-- begin Supplied material --

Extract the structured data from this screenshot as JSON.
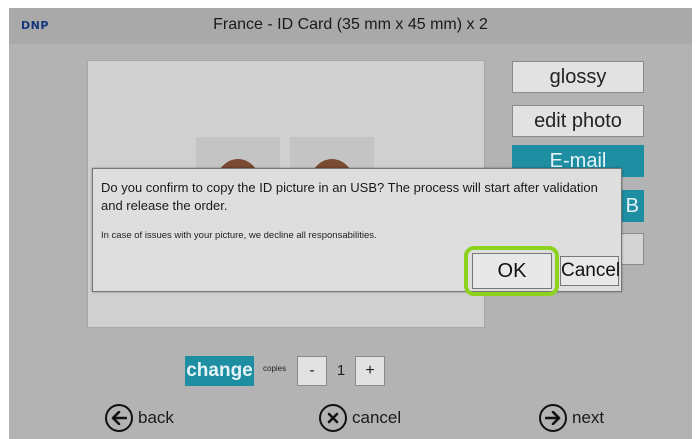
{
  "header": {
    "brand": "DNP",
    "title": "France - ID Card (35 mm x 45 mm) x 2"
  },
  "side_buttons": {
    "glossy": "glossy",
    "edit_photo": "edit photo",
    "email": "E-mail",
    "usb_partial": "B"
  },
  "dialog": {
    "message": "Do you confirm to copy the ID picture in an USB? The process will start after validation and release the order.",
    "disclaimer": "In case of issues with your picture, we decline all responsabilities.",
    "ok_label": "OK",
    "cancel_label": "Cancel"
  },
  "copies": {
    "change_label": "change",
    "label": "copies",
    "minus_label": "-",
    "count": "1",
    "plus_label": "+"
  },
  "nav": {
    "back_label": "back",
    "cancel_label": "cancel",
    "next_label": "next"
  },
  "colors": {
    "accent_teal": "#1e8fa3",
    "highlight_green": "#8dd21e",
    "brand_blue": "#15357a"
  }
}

-- end Supplied material --

What to produce >>
Ignore the images and quote every line of the listing exactly.

Answer to this exercise >>
Extract the structured data from this screenshot as JSON.
{
  "header": {
    "brand": "DNP",
    "title": "France - ID Card (35 mm x 45 mm) x 2"
  },
  "side_buttons": {
    "glossy": "glossy",
    "edit_photo": "edit photo",
    "email": "E-mail",
    "usb_partial": "B"
  },
  "dialog": {
    "message": "Do you confirm to copy the ID picture in an USB? The process will start after validation and release the order.",
    "disclaimer": "In case of issues with your picture, we decline all responsabilities.",
    "ok_label": "OK",
    "cancel_label": "Cancel"
  },
  "copies": {
    "change_label": "change",
    "label": "copies",
    "minus_label": "-",
    "count": "1",
    "plus_label": "+"
  },
  "nav": {
    "back_label": "back",
    "cancel_label": "cancel",
    "next_label": "next"
  },
  "colors": {
    "accent_teal": "#1e8fa3",
    "highlight_green": "#8dd21e",
    "brand_blue": "#15357a"
  }
}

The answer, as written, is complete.